EXERCISE BRIEF:
Write out every line below that includes the word "JSON".

DATA EXCERPTS:
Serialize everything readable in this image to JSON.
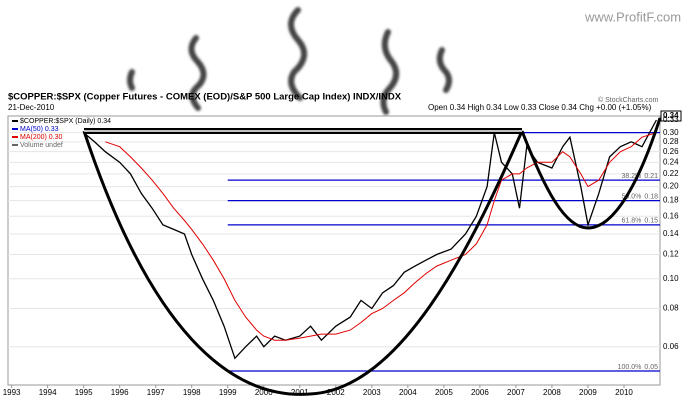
{
  "chart_data": {
    "type": "line",
    "site": "www.ProfitF.com",
    "title": "$COPPER:$SPX (Copper Futures - COMEX (EOD)/S&P 500 Large Cap Index) INDX/INDX",
    "date": "21-Dec-2010",
    "quote": "Open 0.34 High 0.34 Low 0.33 Close 0.34 Chg +0.00 (+1.05%)",
    "credit": "© StockCharts.com",
    "legend": [
      {
        "text": "$COPPER:$SPX (Daily) 0.34",
        "color": "#000000"
      },
      {
        "text": "MA(50) 0.33",
        "color": "#0000cc"
      },
      {
        "text": "MA(200) 0.30",
        "color": "#e00000"
      },
      {
        "text": "Volume undef",
        "color": "#666666"
      }
    ],
    "log_y": true,
    "xlim": [
      1992.9,
      2011.0
    ],
    "xticks": [
      1993,
      1994,
      1995,
      1996,
      1997,
      1998,
      1999,
      2000,
      2001,
      2002,
      2003,
      2004,
      2005,
      2006,
      2007,
      2008,
      2009,
      2010
    ],
    "ylim": [
      0.045,
      0.34
    ],
    "yticks": [
      0.06,
      0.08,
      {
        "value": 0.1,
        "label": "0.10"
      },
      0.12,
      0.14,
      0.16,
      0.18,
      {
        "value": 0.2,
        "label": "0.20"
      },
      0.22,
      0.24,
      0.26,
      0.28,
      {
        "value": 0.3,
        "label": "0.30"
      }
    ],
    "axis_markers": [
      0.34,
      0.33
    ],
    "fib_levels": [
      {
        "label": "38.2%",
        "value": 0.21
      },
      {
        "label": "50.0%",
        "value": 0.18
      },
      {
        "label": "61.8%",
        "value": 0.15
      },
      {
        "label": "100.0%",
        "value": 0.05
      }
    ],
    "fib_start": 1999.0,
    "x": [
      1995.0,
      1995.3,
      1995.6,
      1996.0,
      1996.3,
      1996.6,
      1996.9,
      1997.2,
      1997.5,
      1997.8,
      1998.0,
      1998.3,
      1998.6,
      1998.9,
      1999.2,
      1999.5,
      1999.8,
      2000.0,
      2000.3,
      2000.6,
      2001.0,
      2001.3,
      2001.6,
      2002.0,
      2002.4,
      2002.7,
      2003.0,
      2003.3,
      2003.6,
      2003.9,
      2004.2,
      2004.5,
      2004.8,
      2005.2,
      2005.6,
      2005.9,
      2006.2,
      2006.4,
      2006.6,
      2006.9,
      2007.1,
      2007.3,
      2007.6,
      2008.0,
      2008.3,
      2008.5,
      2008.8,
      2009.0,
      2009.3,
      2009.6,
      2009.9,
      2010.2,
      2010.5,
      2010.9
    ],
    "series": [
      {
        "color": "#000000",
        "values": [
          0.3,
          0.28,
          0.26,
          0.24,
          0.22,
          0.19,
          0.17,
          0.15,
          0.145,
          0.14,
          0.12,
          0.1,
          0.085,
          0.07,
          0.055,
          0.06,
          0.065,
          0.06,
          0.065,
          0.063,
          0.065,
          0.07,
          0.063,
          0.07,
          0.075,
          0.085,
          0.08,
          0.09,
          0.095,
          0.105,
          0.11,
          0.115,
          0.12,
          0.125,
          0.14,
          0.16,
          0.2,
          0.3,
          0.24,
          0.22,
          0.17,
          0.27,
          0.24,
          0.23,
          0.27,
          0.29,
          0.2,
          0.15,
          0.19,
          0.25,
          0.27,
          0.28,
          0.27,
          0.33
        ]
      },
      {
        "color": "#e00000",
        "values": [
          null,
          null,
          0.28,
          0.27,
          0.25,
          0.23,
          0.21,
          0.19,
          0.17,
          0.155,
          0.145,
          0.13,
          0.115,
          0.1,
          0.085,
          0.075,
          0.068,
          0.065,
          0.063,
          0.063,
          0.064,
          0.065,
          0.066,
          0.066,
          0.068,
          0.072,
          0.077,
          0.08,
          0.085,
          0.09,
          0.097,
          0.104,
          0.11,
          0.115,
          0.12,
          0.13,
          0.15,
          0.18,
          0.21,
          0.22,
          0.22,
          0.23,
          0.24,
          0.24,
          0.26,
          0.25,
          0.22,
          0.2,
          0.21,
          0.24,
          0.26,
          0.27,
          0.29,
          0.3
        ]
      }
    ]
  }
}
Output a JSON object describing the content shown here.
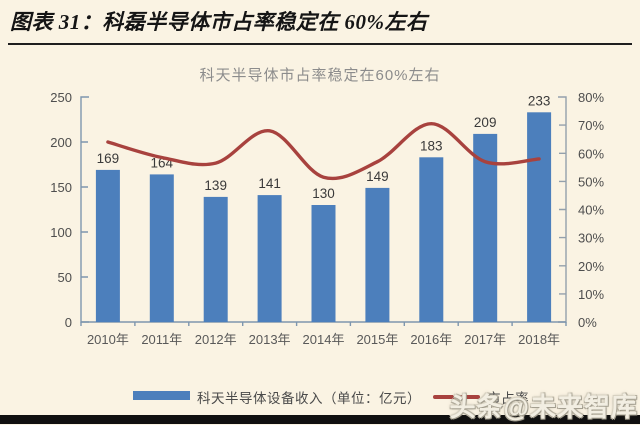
{
  "header": {
    "title": "图表 31：科磊半导体市占率稳定在 60%左右"
  },
  "watermark": "头条@未来智库",
  "chart_data": {
    "type": "bar",
    "subtype": "bar+line combo, dual axis",
    "title": "科天半导体市占率稳定在60%左右",
    "categories": [
      "2010年",
      "2011年",
      "2012年",
      "2013年",
      "2014年",
      "2015年",
      "2016年",
      "2017年",
      "2018年"
    ],
    "series": [
      {
        "name": "科天半导体设备收入（单位：亿元）",
        "type": "bar",
        "axis": "left",
        "color": "#4C7FBC",
        "values": [
          169,
          164,
          139,
          141,
          130,
          149,
          183,
          209,
          233
        ]
      },
      {
        "name": "市占率",
        "type": "line",
        "axis": "right",
        "color": "#A8423E",
        "unit": "%",
        "values": [
          64,
          58.5,
          56.5,
          68,
          51.5,
          57,
          70.5,
          57,
          58
        ]
      }
    ],
    "left_axis": {
      "min": 0,
      "max": 250,
      "step": 50,
      "suffix": ""
    },
    "right_axis": {
      "min": 0,
      "max": 80,
      "step": 10,
      "suffix": "%"
    },
    "grid": false,
    "legend_position": "bottom",
    "data_labels": "bar values shown above bars"
  },
  "colors": {
    "background": "#FAF3E3",
    "bar": "#4C7FBC",
    "line": "#A8423E",
    "header_rule": "#1E1E1E",
    "axis_left": "#7E96AE",
    "axis_right": "#93A0AC",
    "tick_text": "#4E4E4E",
    "bottom_bar": "#101010"
  }
}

THE COMPLETED TASK:
Serialize everything readable in this image to JSON.
Output a JSON object describing the content shown here.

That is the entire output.